Zadanie do wykonania: We fragmencie tekstu o grze Grand Theft Auto: San Andreas, od słów "Dwadzieścia lat legendy" do słów "tak bardzo kochana.", należy zmienić nazwę "Uncharted" na "The Last of Us". Proszę podać ten fragment ponownie z tą zmianą.
┌─ Fragment tekstu
Dwadzieścia lat legendy gier wideo
Niewiele jest na świecie marek związanych z grami, gdzie każda kolejna produkcja to coraz większy sukces. Do takich zaliczyć możemy na pewno serie God of War, Uncharted oraz Grand Theft Auto. To właśnie najbardziej popularna odsłona trzeciej wymienionej marki obchodzi w tym roku okrągłe dwudzieste urodziny. Przypomnijmy dlaczego gra Grand Theft Auto: San Andreas mimo tylu lat jest przez środowiska graczy nadal tak bardzo kochana.
└─
┌─ Fragmenty materiału
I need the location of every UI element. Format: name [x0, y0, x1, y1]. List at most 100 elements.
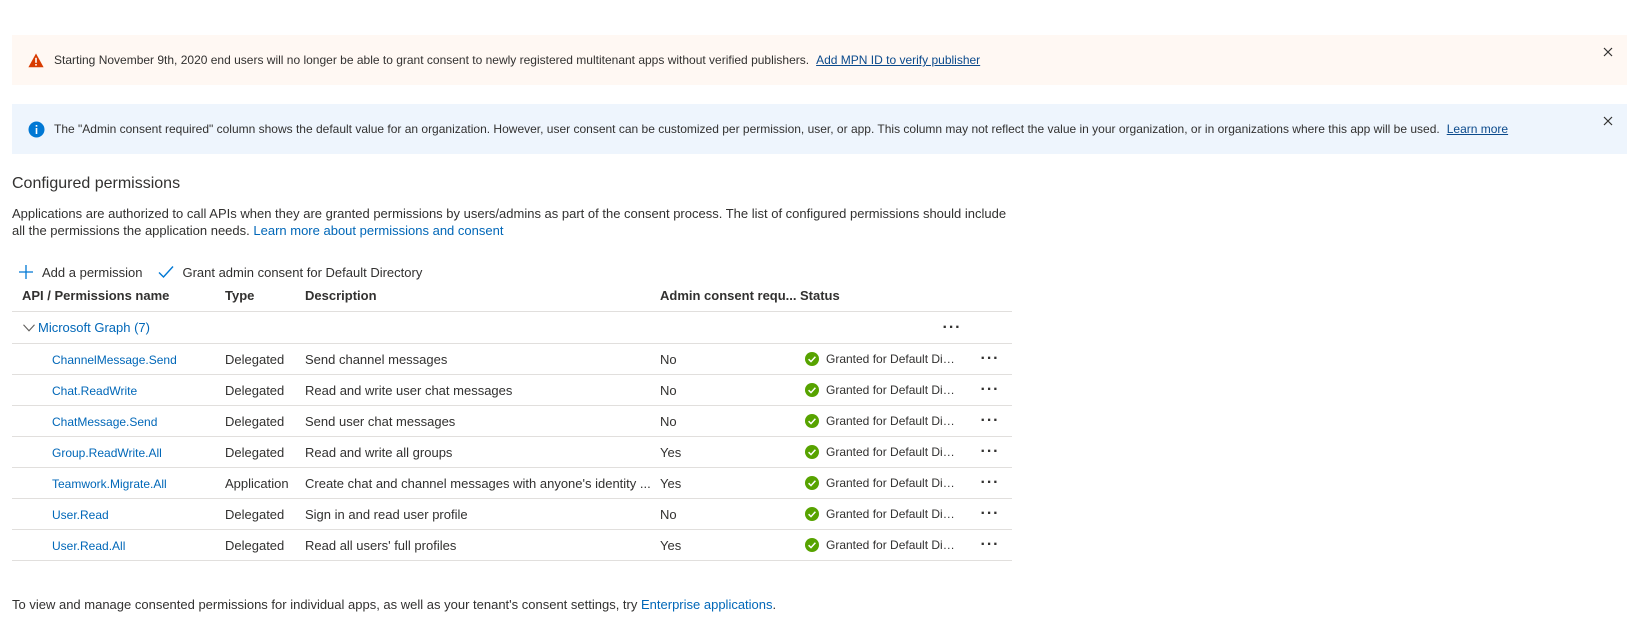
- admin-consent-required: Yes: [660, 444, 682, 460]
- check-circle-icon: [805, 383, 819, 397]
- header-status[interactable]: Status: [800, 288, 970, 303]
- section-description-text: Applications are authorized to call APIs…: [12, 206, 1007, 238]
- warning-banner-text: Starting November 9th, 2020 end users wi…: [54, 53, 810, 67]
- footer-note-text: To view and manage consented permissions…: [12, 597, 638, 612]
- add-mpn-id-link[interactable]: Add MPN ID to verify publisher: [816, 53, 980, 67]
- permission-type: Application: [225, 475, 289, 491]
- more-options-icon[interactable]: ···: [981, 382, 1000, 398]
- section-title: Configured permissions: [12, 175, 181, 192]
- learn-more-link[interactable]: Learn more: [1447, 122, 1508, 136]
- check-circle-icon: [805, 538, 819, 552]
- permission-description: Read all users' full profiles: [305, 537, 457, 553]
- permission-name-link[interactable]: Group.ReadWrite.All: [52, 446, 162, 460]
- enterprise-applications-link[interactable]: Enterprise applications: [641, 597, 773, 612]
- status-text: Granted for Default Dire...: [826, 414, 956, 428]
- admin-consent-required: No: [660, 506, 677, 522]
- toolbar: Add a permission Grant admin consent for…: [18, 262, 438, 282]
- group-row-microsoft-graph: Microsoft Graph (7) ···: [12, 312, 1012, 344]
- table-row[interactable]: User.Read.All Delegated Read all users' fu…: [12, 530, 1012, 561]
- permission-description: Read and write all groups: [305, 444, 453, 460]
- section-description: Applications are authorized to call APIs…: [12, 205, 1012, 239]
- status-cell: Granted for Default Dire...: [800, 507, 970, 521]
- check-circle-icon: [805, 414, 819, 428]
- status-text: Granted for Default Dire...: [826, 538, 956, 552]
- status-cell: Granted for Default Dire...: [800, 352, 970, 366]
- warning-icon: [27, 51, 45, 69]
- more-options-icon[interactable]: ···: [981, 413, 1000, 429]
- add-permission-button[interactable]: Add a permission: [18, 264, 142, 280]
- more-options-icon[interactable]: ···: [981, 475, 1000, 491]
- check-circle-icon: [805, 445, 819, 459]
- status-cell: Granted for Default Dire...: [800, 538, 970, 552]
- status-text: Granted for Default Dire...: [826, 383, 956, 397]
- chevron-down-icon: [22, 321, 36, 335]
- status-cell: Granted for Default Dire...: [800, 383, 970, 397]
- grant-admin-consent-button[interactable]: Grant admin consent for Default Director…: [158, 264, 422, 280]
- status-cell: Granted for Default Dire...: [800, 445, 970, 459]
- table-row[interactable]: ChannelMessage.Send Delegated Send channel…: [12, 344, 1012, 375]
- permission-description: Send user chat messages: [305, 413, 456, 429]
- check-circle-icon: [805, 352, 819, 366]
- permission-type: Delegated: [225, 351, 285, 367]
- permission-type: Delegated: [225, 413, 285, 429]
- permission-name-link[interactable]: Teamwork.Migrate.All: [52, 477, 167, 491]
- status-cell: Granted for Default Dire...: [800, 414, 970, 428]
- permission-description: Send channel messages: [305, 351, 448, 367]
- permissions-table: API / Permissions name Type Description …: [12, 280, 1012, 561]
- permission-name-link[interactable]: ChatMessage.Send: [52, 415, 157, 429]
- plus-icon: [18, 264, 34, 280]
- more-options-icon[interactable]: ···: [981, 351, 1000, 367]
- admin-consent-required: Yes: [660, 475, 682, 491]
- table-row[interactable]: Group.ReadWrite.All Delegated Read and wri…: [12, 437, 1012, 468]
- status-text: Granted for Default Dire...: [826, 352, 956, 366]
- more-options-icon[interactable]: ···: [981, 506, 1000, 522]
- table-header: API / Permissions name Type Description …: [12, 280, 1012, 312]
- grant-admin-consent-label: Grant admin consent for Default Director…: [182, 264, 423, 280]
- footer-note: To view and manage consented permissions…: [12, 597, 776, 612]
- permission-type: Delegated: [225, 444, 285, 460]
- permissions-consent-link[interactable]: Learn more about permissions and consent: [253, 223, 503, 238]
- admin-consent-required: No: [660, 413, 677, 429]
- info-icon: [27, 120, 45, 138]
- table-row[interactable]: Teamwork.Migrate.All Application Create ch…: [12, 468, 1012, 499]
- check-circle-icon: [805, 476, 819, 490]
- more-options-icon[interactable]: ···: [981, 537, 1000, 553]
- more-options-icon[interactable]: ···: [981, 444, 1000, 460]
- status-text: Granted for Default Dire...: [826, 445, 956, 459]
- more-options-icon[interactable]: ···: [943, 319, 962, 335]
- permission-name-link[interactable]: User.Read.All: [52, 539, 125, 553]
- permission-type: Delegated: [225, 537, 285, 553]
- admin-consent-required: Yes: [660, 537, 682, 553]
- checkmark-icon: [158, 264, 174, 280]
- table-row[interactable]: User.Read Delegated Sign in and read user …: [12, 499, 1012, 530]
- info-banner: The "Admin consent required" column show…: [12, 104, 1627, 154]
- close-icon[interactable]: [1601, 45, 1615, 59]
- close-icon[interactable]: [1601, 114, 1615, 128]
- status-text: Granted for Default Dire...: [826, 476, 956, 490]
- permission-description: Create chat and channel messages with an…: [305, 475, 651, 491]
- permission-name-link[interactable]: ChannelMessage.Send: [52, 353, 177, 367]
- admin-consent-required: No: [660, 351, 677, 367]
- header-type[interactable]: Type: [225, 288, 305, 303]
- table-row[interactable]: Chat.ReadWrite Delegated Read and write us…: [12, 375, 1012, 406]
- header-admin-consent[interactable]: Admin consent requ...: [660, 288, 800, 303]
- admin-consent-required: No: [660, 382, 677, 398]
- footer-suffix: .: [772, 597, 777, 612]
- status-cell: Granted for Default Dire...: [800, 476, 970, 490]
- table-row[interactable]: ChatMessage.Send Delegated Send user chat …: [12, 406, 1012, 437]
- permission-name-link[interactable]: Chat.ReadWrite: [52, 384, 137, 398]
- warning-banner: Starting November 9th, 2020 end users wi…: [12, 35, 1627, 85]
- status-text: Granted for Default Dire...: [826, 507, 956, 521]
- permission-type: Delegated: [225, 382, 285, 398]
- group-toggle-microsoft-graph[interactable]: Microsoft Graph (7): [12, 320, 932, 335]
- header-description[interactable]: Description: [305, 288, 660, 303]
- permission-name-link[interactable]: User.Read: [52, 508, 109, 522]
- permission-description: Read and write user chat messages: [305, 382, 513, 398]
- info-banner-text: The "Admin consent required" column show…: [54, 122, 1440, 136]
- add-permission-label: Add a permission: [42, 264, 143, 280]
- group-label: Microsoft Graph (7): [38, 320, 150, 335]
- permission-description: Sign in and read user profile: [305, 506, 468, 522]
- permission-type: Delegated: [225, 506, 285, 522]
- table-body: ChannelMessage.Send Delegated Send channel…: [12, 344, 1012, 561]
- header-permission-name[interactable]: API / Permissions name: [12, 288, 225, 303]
└─
Odpowiedź do zadania:
Dwadzieścia lat legendy gier wideo
Niewiele jest na świecie marek związanych z grami, gdzie każda kolejna produkcja to coraz większy sukces. Do takich zaliczyć możemy na pewno serie God of War, The Last of Us oraz Grand Theft Auto. To właśnie najbardziej popularna odsłona trzeciej wymienionej marki obchodzi w tym roku okrągłe dwudzieste urodziny. Przypomnijmy dlaczego gra Grand Theft Auto: San Andreas mimo tylu lat jest przez środowiska graczy nadal tak bardzo kochana.